== Task description ==
Retype each record below word for word. Leave the pictures out.

== Task inputs ==

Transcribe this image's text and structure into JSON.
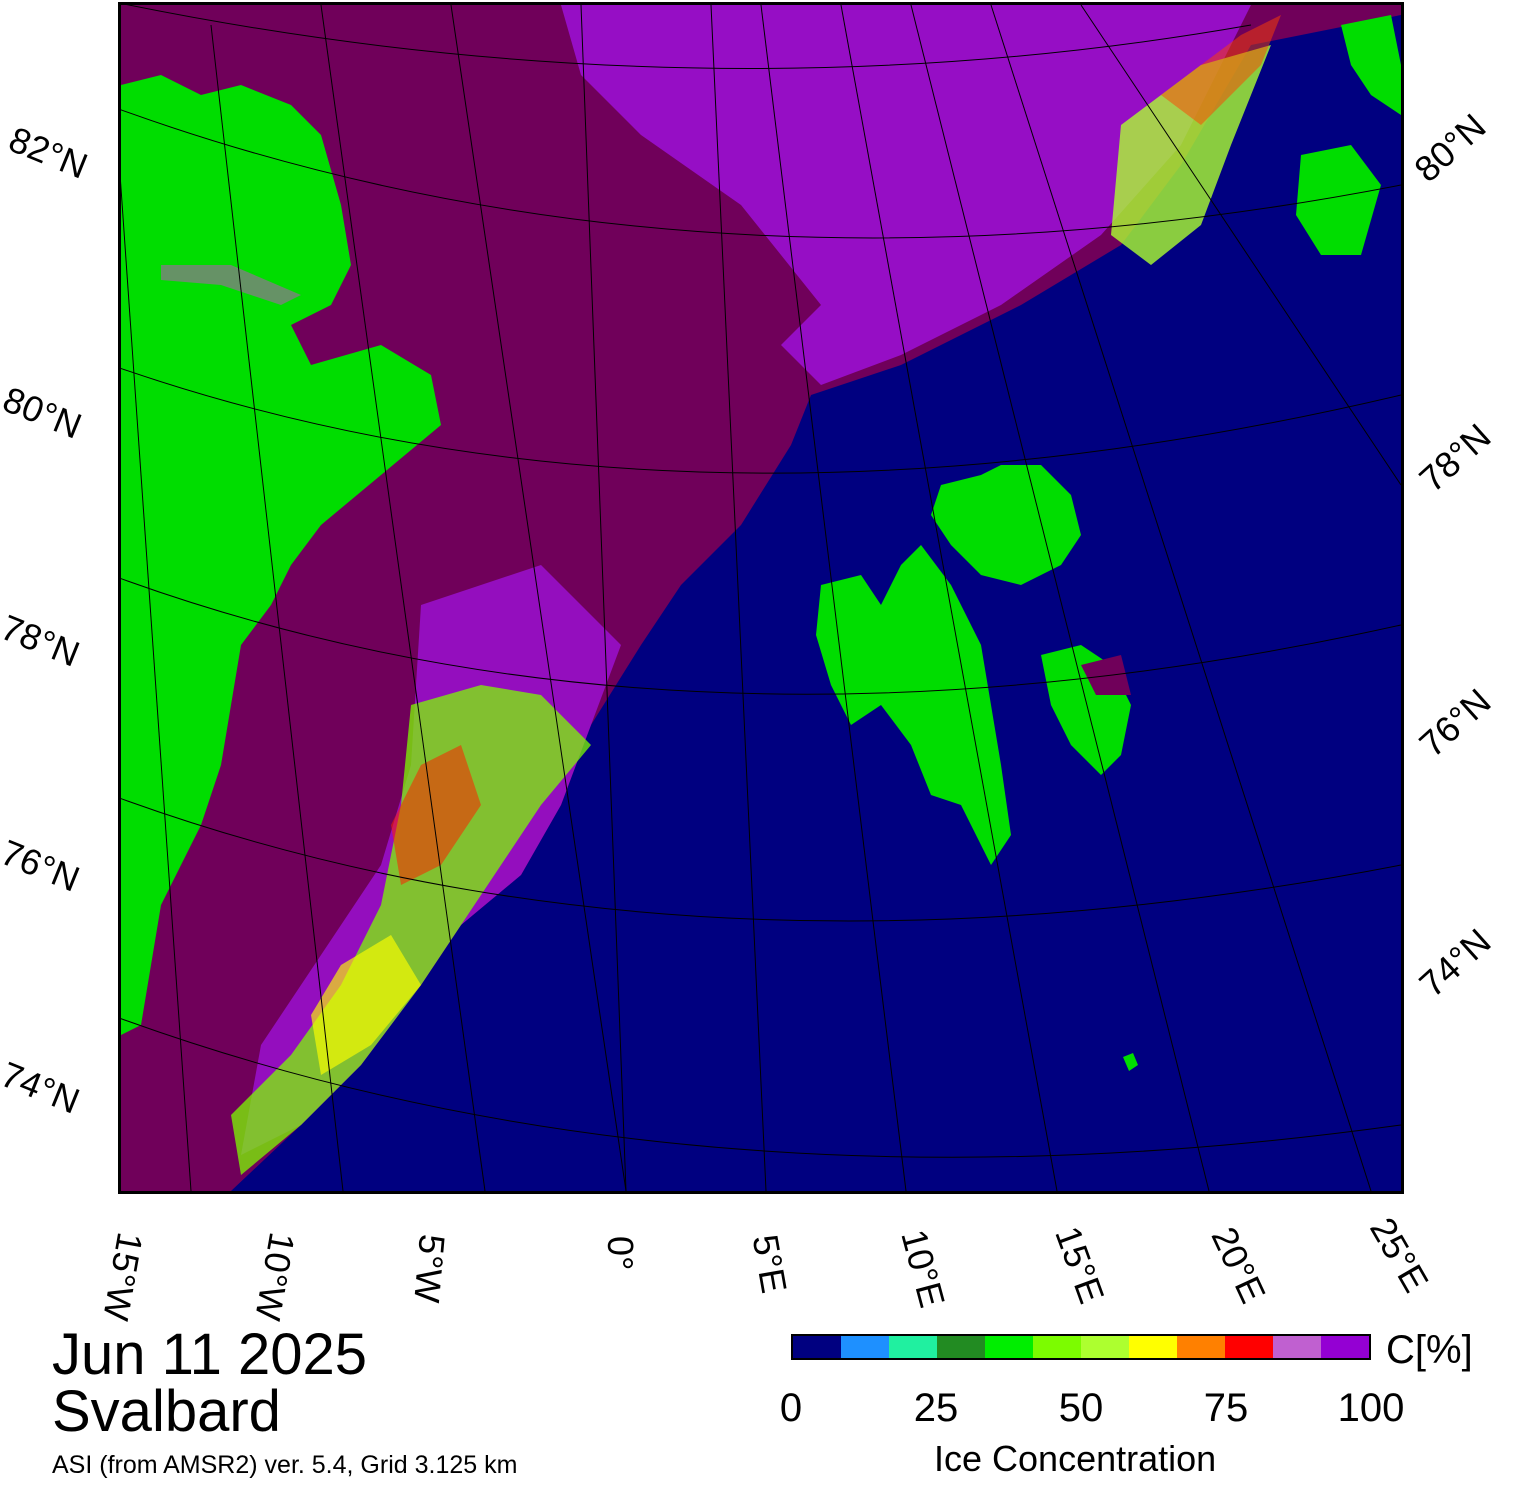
{
  "date": "Jun 11 2025",
  "region": "Svalbard",
  "source": "ASI (from AMSR2) ver. 5.4,  Grid 3.125 km",
  "lat_labels_left": [
    "82°N",
    "80°N",
    "78°N",
    "76°N",
    "74°N"
  ],
  "lat_labels_right": [
    "80°N",
    "78°N",
    "76°N",
    "74°N"
  ],
  "lon_labels": [
    "15°W",
    "10°W",
    "5°W",
    "0°",
    "5°E",
    "10°E",
    "15°E",
    "20°E",
    "25°E"
  ],
  "colorbar": {
    "unit": "C[%]",
    "title": "Ice Concentration",
    "ticks": [
      "0",
      "25",
      "50",
      "75",
      "100"
    ],
    "colors": [
      "#000080",
      "#1e90ff",
      "#20f0a0",
      "#228b22",
      "#00ee00",
      "#7cfc00",
      "#adff2f",
      "#ffff00",
      "#ff8000",
      "#ff0000",
      "#c060d0",
      "#9400d3"
    ]
  },
  "colors": {
    "open_water": "#000080",
    "land": "#00dd00",
    "pack_ice": "#70005a",
    "ice_edge": "#9a10d0"
  }
}
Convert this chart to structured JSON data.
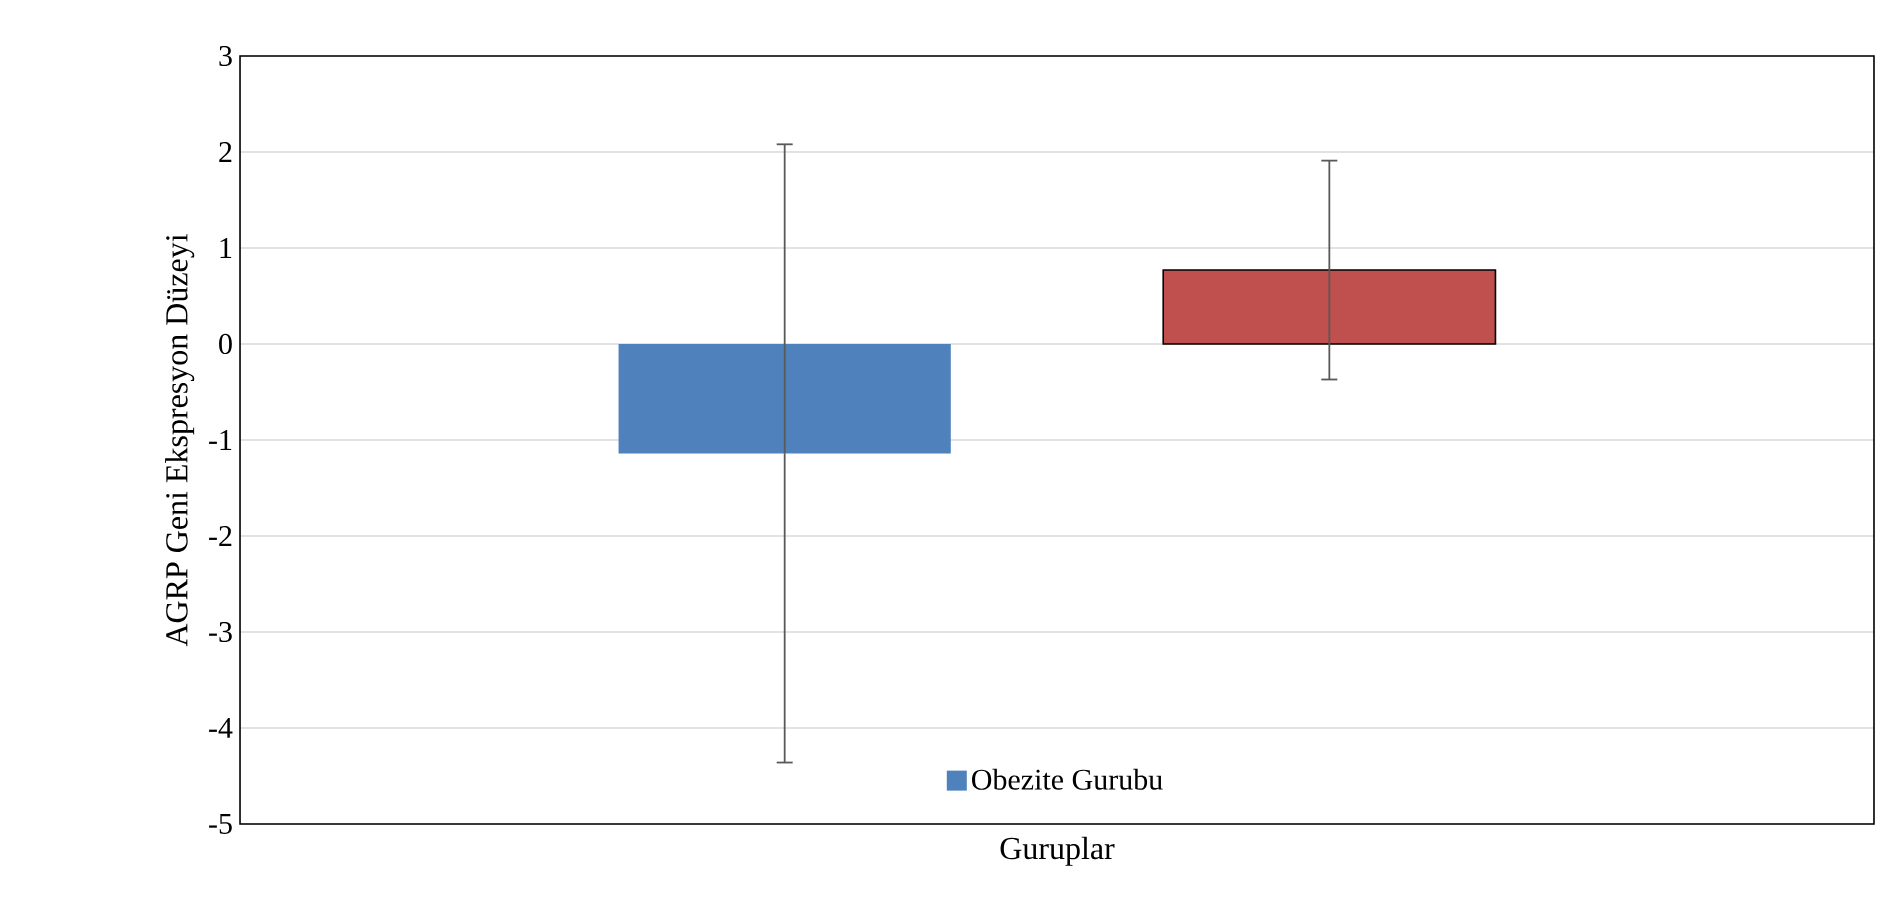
{
  "chart_data": {
    "type": "bar",
    "xlabel": "Guruplar",
    "ylabel": "AGRP Geni Ekspresyon Düzeyi",
    "categories": [
      null,
      null
    ],
    "series": [
      {
        "name": "Obezite Gurubu",
        "color": "#4f81bd",
        "values": [
          -1.14,
          null
        ],
        "errors": [
          3.22,
          null
        ]
      },
      {
        "color": "#c0504d",
        "values": [
          null,
          0.77
        ],
        "errors": [
          null,
          1.14
        ]
      }
    ],
    "ylim": [
      -5,
      3
    ],
    "yticks": [
      -5,
      -4,
      -3,
      -2,
      -1,
      0,
      1,
      2,
      3
    ],
    "grid": "y",
    "legend": "bottom"
  }
}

== The output ==
Transcribe this image's text and structure into JSON.
{
  "date": "Jun 11 2025",
  "region": "Svalbard",
  "source": "ASI (from AMSR2) ver. 5.4,  Grid 3.125 km",
  "lat_labels_left": [
    "82°N",
    "80°N",
    "78°N",
    "76°N",
    "74°N"
  ],
  "lat_labels_right": [
    "80°N",
    "78°N",
    "76°N",
    "74°N"
  ],
  "lon_labels": [
    "15°W",
    "10°W",
    "5°W",
    "0°",
    "5°E",
    "10°E",
    "15°E",
    "20°E",
    "25°E"
  ],
  "colorbar": {
    "unit": "C[%]",
    "title": "Ice Concentration",
    "ticks": [
      "0",
      "25",
      "50",
      "75",
      "100"
    ],
    "colors": [
      "#000080",
      "#1e90ff",
      "#20f0a0",
      "#228b22",
      "#00ee00",
      "#7cfc00",
      "#adff2f",
      "#ffff00",
      "#ff8000",
      "#ff0000",
      "#c060d0",
      "#9400d3"
    ]
  },
  "colors": {
    "open_water": "#000080",
    "land": "#00dd00",
    "pack_ice": "#70005a",
    "ice_edge": "#9a10d0"
  }
}
Convert this chart to structured JSON data.
{
  "chart_data": {
    "type": "bar",
    "xlabel": "Guruplar",
    "ylabel": "AGRP Geni Ekspresyon Düzeyi",
    "categories": [
      null,
      null
    ],
    "series": [
      {
        "name": "Obezite Gurubu",
        "color": "#4f81bd",
        "values": [
          -1.14,
          null
        ],
        "errors": [
          3.22,
          null
        ]
      },
      {
        "color": "#c0504d",
        "values": [
          null,
          0.77
        ],
        "errors": [
          null,
          1.14
        ]
      }
    ],
    "ylim": [
      -5,
      3
    ],
    "yticks": [
      -5,
      -4,
      -3,
      -2,
      -1,
      0,
      1,
      2,
      3
    ],
    "grid": "y",
    "legend": "bottom"
  }
}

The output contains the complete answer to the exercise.